Copy the data between the lines holding "Point [132,571,155,585]" and "Point [207,507,229,521]", inclusive, substituting "Dot" for every "Point" and changing nothing else.
==========
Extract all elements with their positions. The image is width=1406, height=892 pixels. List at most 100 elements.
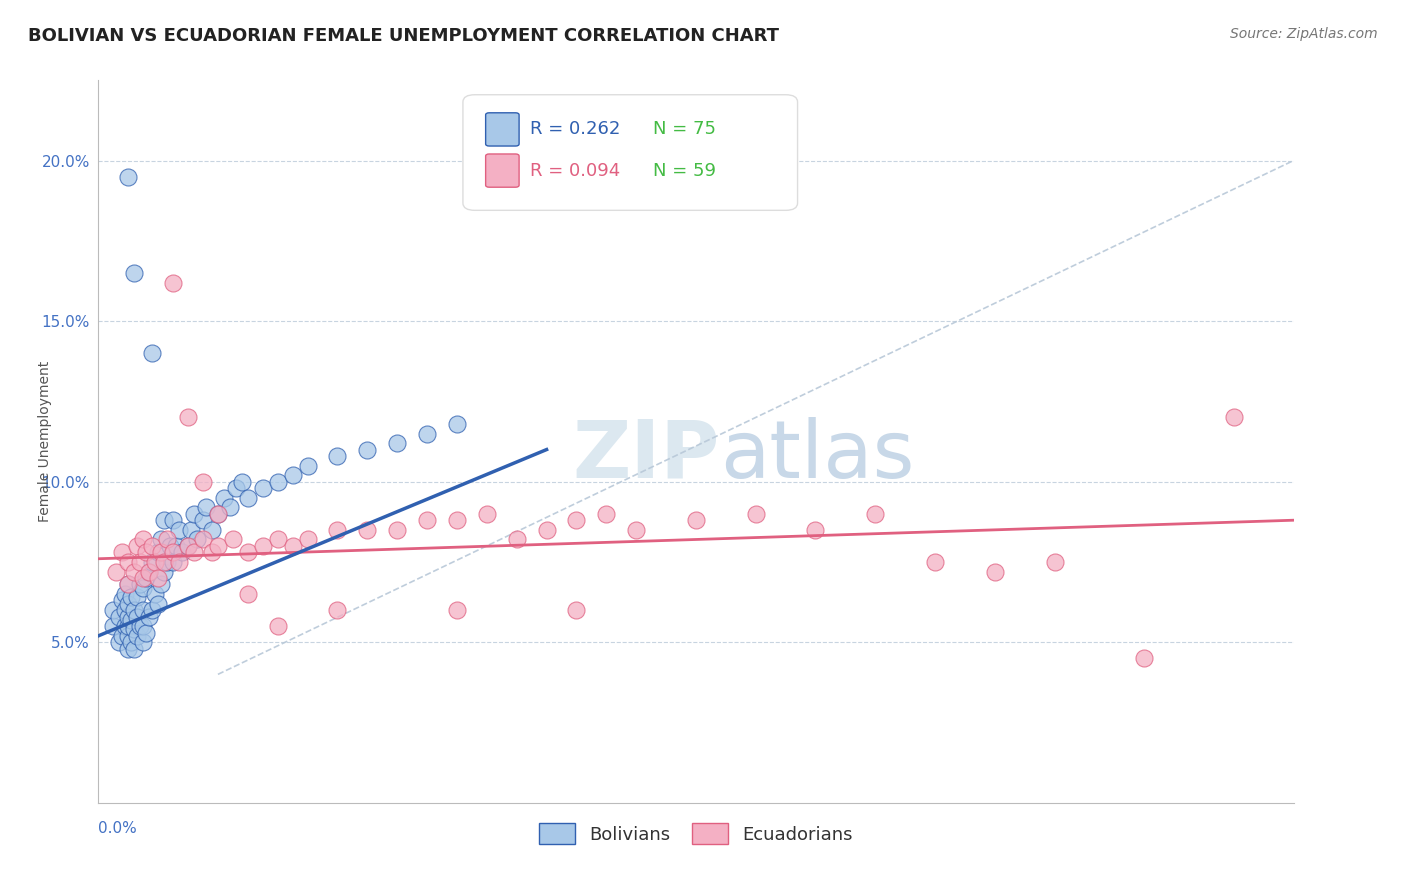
Point [132,571,155,585]
FancyBboxPatch shape [485,112,519,146]
Point [159,539,181,553]
Point [446,603,468,617]
Text: N = 75: N = 75 [652,120,716,138]
Point [124,623,146,637]
Point [745,507,768,521]
Text: atlas: atlas [720,417,914,495]
Point [129,577,152,591]
Point [117,619,139,633]
Point [685,513,707,527]
Point [536,523,558,537]
Point [143,555,166,569]
Point [135,625,157,640]
Point [153,565,176,579]
Point [141,346,163,360]
Point [416,513,439,527]
Point [108,609,131,624]
Point [156,533,179,547]
Point [267,475,290,489]
Point [236,587,259,601]
Point [117,169,139,184]
Point [132,533,155,547]
Point [132,581,155,595]
Point [191,475,214,489]
Point [124,641,146,656]
Point [127,539,149,553]
Point [141,603,163,617]
Point [141,539,163,553]
Point [153,513,176,527]
Point [143,587,166,601]
Point [172,545,194,559]
Point [207,507,229,521]
Point [111,629,134,643]
Point [225,481,247,495]
Point [219,500,242,515]
Point [281,539,304,553]
Point [167,523,190,537]
Text: N = 59: N = 59 [652,161,716,179]
Text: Source: ZipAtlas.com: Source: ZipAtlas.com [1230,27,1378,41]
Point [167,555,190,569]
Point [236,491,259,505]
Point [1133,651,1156,665]
Point [114,603,136,617]
Text: BOLIVIAN VS ECUADORIAN FEMALE UNEMPLOYMENT CORRELATION CHART: BOLIVIAN VS ECUADORIAN FEMALE UNEMPLOYME… [28,27,779,45]
Point [135,545,157,559]
FancyBboxPatch shape [463,95,797,211]
Point [626,523,648,537]
Point [117,577,139,591]
FancyBboxPatch shape [485,154,519,187]
Point [475,507,498,521]
Point [124,603,146,617]
Point [191,513,214,527]
Point [183,545,205,559]
Point [141,555,163,569]
Point [222,533,245,547]
Point [150,577,173,591]
Point [595,507,617,521]
Point [281,468,304,483]
Point [236,545,259,559]
Point [156,555,179,569]
Point [153,555,176,569]
Point [114,619,136,633]
Point [120,591,142,605]
Point [183,507,205,521]
Legend: Bolivians, Ecuadorians: Bolivians, Ecuadorians [531,816,860,852]
Point [385,436,409,450]
Point [111,593,134,607]
Point [117,609,139,624]
Point [177,539,200,553]
Point [150,545,173,559]
Point [924,555,946,569]
Point [132,603,155,617]
Point [127,629,149,643]
Point [120,613,142,627]
Point [120,635,142,649]
Point [984,565,1007,579]
Point [150,533,173,547]
Point [231,475,253,489]
Point [186,533,208,547]
Point [177,410,200,425]
Point [267,619,290,633]
Point [804,523,827,537]
Text: Female Unemployment: Female Unemployment [38,361,52,522]
Point [117,555,139,569]
Point [127,609,149,624]
Point [356,442,378,457]
Point [108,635,131,649]
Point [165,539,187,553]
Point [195,500,218,515]
Point [446,513,468,527]
Point [446,417,468,431]
Point [356,523,378,537]
Point [162,276,184,290]
Point [252,539,274,553]
Point [326,449,349,463]
Point [117,641,139,656]
Point [1223,410,1246,425]
Point [252,481,274,495]
Point [326,523,349,537]
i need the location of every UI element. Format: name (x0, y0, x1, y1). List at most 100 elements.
==========
• _EXERCISE RESULT_
Dot [132,571,155,585]
FancyBboxPatch shape [485,112,519,146]
Dot [159,539,181,553]
Dot [446,603,468,617]
Text: N = 75: N = 75 [652,120,716,138]
Dot [124,623,146,637]
Dot [745,507,768,521]
Text: atlas: atlas [720,417,914,495]
Dot [129,577,152,591]
Dot [117,619,139,633]
Dot [685,513,707,527]
Dot [536,523,558,537]
Dot [143,555,166,569]
Dot [135,625,157,640]
Dot [153,565,176,579]
Dot [141,346,163,360]
Dot [416,513,439,527]
Dot [108,609,131,624]
Dot [156,533,179,547]
Dot [267,475,290,489]
Dot [236,587,259,601]
Dot [117,169,139,184]
Dot [132,533,155,547]
Dot [132,581,155,595]
Dot [191,475,214,489]
Dot [124,641,146,656]
Dot [127,539,149,553]
Dot [141,603,163,617]
Dot [141,539,163,553]
Dot [153,513,176,527]
Dot [143,587,166,601]
Dot [172,545,194,559]
Dot [207,507,229,521]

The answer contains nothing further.